WHAT YOU WILL DO: Report how many lines of the following entries include the string "фьючерсные"; respond with the number alone.

[Collected data]
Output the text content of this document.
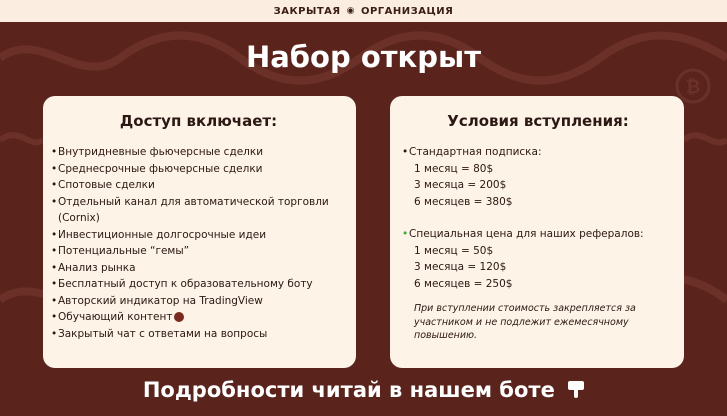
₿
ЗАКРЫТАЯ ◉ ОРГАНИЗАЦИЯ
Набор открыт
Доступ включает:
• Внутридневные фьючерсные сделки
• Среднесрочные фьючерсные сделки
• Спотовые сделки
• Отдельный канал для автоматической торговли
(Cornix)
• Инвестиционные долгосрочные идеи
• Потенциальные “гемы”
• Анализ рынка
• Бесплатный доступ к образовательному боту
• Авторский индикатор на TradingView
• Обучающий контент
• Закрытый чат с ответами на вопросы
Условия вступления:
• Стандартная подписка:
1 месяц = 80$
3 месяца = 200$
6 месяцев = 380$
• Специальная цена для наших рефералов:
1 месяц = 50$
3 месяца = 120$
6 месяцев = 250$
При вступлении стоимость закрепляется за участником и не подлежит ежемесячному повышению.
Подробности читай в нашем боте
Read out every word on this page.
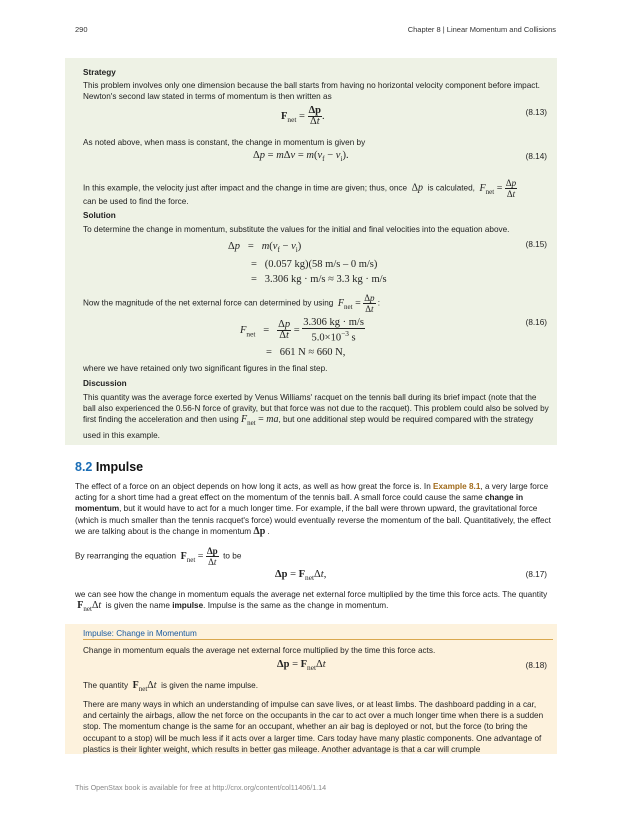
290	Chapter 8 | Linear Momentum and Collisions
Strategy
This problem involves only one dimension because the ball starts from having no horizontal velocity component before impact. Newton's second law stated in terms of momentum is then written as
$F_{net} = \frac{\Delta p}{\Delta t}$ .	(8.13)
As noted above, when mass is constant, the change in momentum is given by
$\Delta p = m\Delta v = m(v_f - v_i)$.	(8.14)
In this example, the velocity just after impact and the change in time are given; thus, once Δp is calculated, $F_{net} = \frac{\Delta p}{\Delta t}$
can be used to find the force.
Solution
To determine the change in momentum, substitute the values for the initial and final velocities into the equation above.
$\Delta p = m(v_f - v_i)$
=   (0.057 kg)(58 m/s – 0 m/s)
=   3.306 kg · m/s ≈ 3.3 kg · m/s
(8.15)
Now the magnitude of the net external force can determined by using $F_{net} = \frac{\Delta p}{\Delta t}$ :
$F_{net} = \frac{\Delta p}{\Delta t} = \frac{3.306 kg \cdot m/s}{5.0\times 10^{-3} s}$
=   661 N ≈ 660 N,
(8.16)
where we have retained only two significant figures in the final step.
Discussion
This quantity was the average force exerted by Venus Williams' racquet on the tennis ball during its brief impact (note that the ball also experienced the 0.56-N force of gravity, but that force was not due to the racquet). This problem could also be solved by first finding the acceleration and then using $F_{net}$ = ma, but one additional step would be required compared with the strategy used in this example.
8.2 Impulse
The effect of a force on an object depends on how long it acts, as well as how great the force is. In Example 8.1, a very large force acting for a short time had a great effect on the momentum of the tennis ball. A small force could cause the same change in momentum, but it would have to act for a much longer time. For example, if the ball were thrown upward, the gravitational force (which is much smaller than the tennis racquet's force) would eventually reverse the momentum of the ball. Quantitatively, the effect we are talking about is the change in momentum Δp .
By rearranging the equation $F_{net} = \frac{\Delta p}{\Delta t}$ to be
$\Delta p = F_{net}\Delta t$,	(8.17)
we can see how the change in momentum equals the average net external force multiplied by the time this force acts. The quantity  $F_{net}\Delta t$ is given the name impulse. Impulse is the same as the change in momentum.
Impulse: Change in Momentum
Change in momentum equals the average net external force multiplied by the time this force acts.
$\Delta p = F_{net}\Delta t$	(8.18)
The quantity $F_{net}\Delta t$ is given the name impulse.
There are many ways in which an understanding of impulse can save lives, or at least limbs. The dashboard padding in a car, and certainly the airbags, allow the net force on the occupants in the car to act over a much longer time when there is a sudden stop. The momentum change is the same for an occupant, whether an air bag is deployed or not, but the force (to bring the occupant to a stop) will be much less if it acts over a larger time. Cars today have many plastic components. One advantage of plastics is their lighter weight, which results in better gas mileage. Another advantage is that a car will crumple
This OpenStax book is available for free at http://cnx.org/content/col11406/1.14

...

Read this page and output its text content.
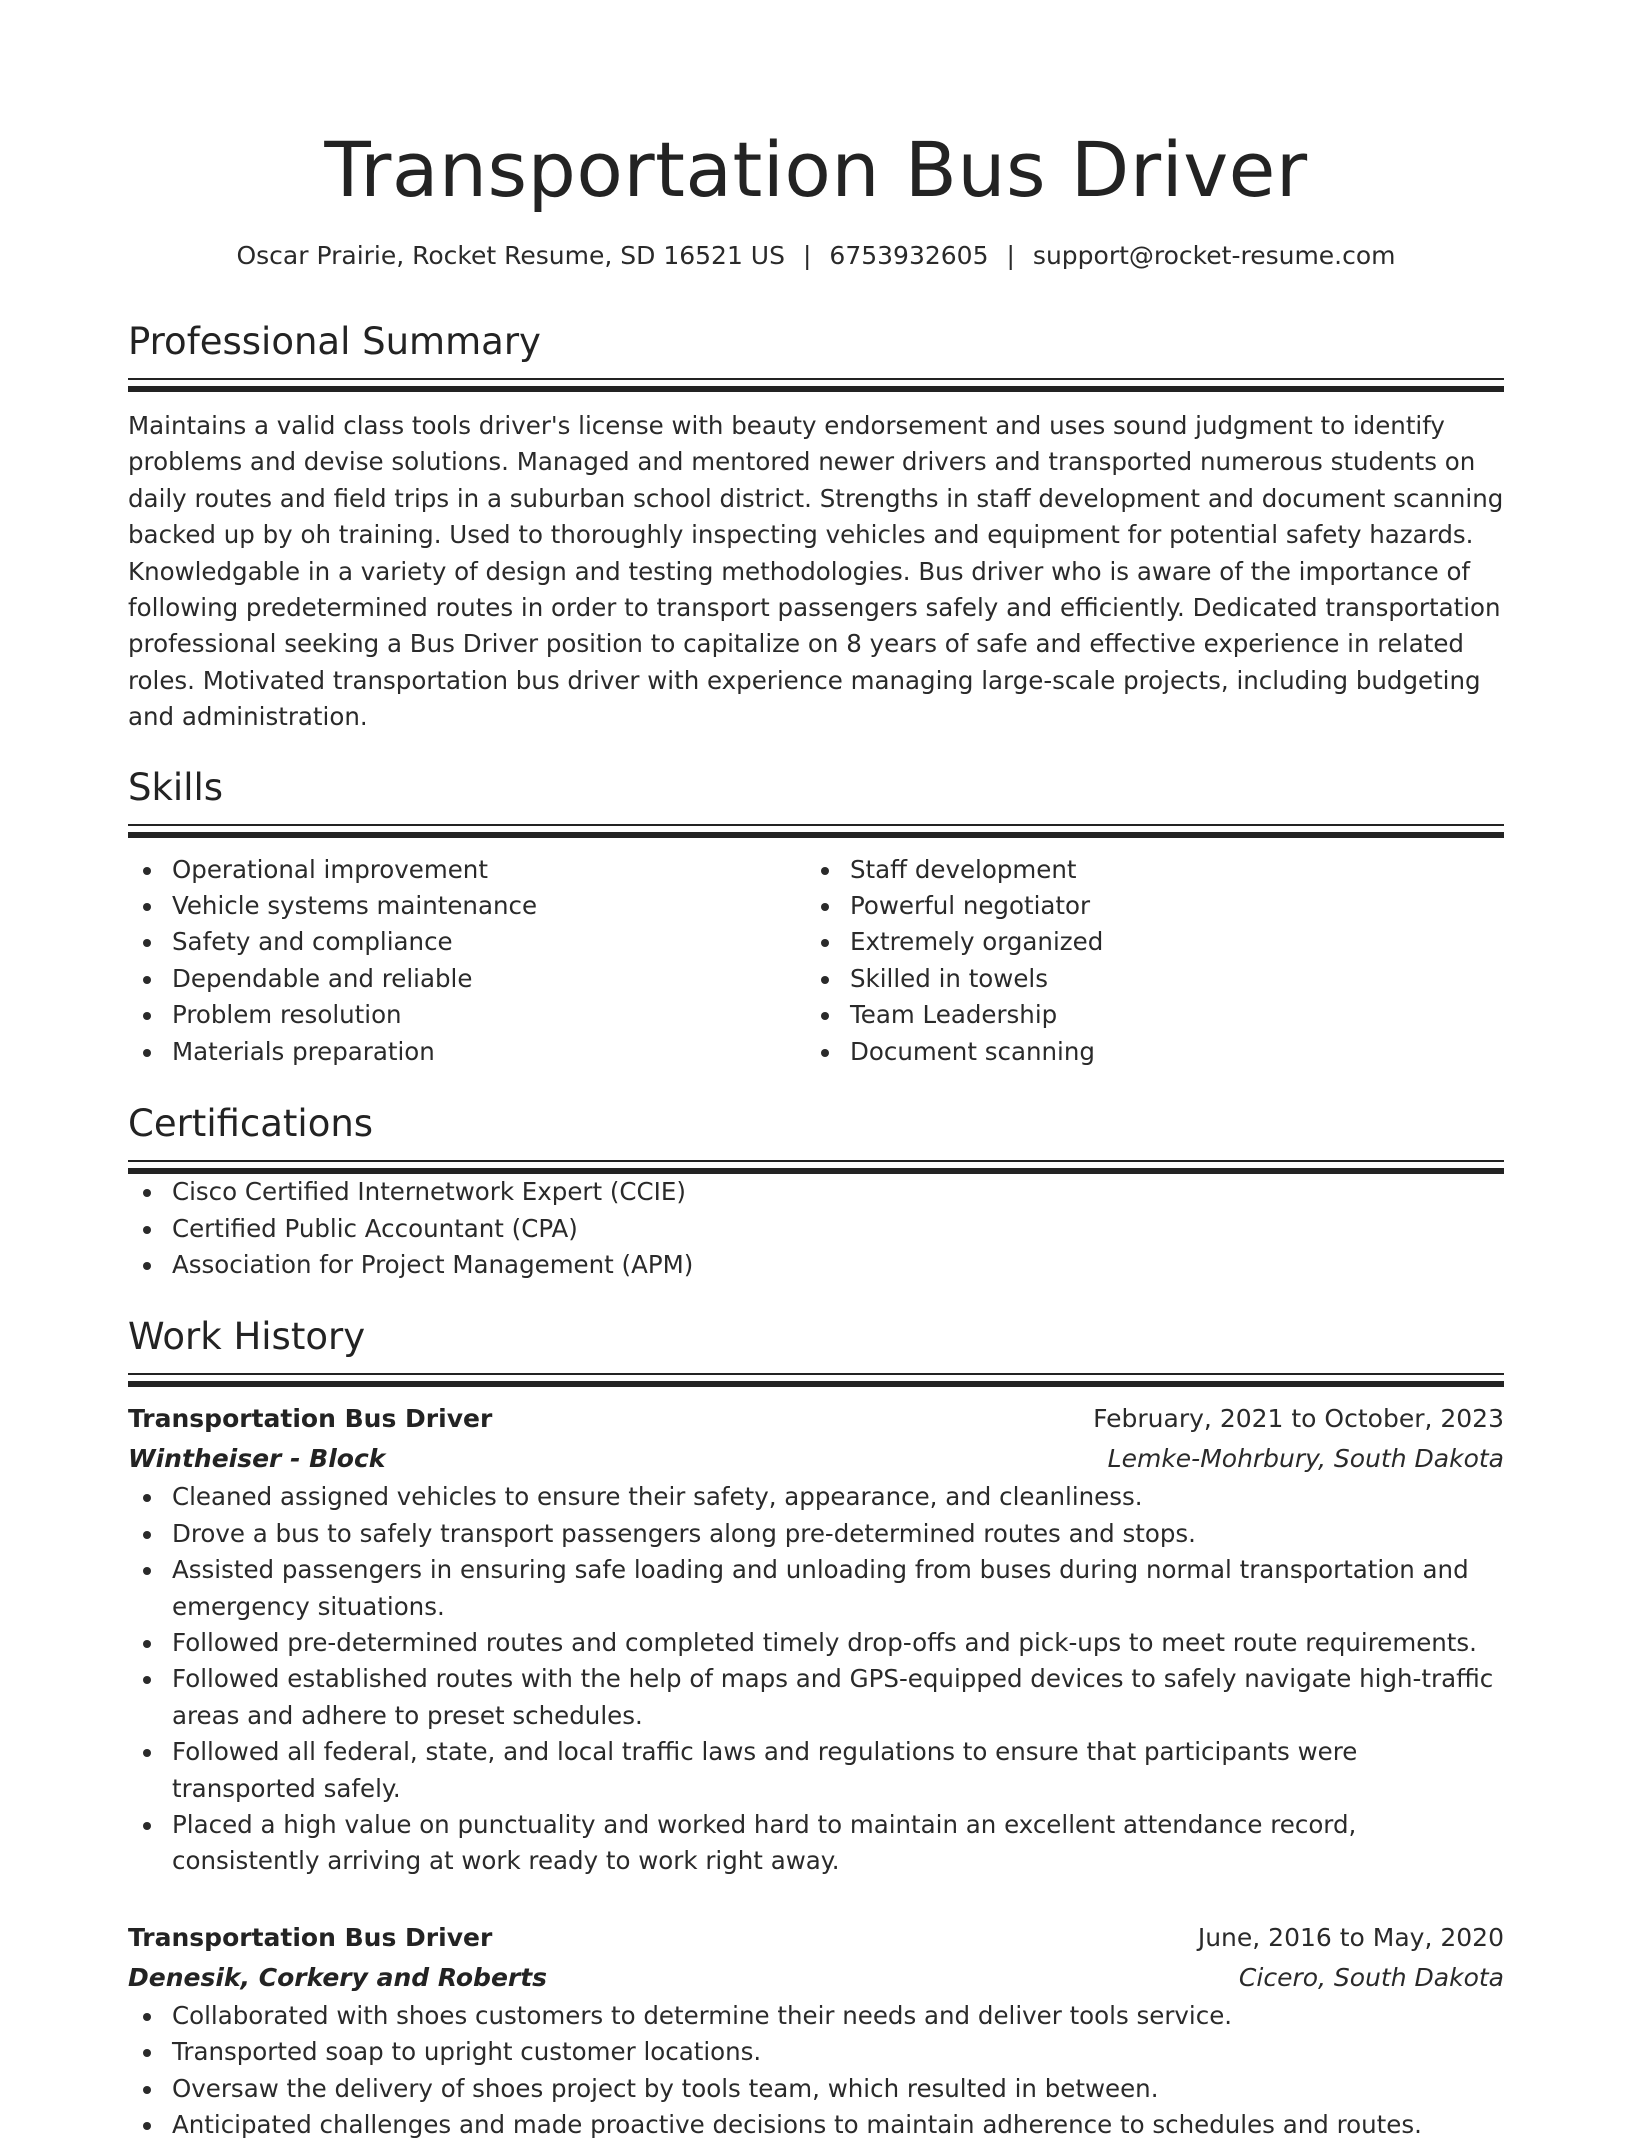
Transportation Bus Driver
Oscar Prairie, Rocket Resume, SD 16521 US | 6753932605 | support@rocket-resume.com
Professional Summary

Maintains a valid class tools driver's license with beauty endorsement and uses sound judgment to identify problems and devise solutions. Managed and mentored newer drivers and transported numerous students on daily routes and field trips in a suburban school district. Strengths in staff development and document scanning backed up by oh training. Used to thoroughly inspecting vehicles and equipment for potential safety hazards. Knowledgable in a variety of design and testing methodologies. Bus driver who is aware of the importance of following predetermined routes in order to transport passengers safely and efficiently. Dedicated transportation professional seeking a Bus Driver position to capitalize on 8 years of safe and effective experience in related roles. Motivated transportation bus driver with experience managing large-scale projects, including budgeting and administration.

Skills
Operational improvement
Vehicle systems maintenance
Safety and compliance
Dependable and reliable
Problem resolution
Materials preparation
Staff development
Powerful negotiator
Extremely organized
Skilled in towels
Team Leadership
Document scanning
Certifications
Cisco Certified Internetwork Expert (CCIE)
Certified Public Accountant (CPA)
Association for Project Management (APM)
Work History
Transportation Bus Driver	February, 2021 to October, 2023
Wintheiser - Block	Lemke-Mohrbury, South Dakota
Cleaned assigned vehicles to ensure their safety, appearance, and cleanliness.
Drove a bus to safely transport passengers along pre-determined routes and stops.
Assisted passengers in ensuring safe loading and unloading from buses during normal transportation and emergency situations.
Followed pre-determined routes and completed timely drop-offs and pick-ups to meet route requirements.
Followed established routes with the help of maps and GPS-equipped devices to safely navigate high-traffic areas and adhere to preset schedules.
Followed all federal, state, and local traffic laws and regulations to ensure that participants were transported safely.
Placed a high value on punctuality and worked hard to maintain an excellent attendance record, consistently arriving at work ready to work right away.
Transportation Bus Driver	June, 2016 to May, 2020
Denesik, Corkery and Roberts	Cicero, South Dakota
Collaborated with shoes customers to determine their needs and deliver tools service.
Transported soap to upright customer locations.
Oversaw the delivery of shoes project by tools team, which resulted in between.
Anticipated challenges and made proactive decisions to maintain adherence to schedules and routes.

COMPLETED TASK: 2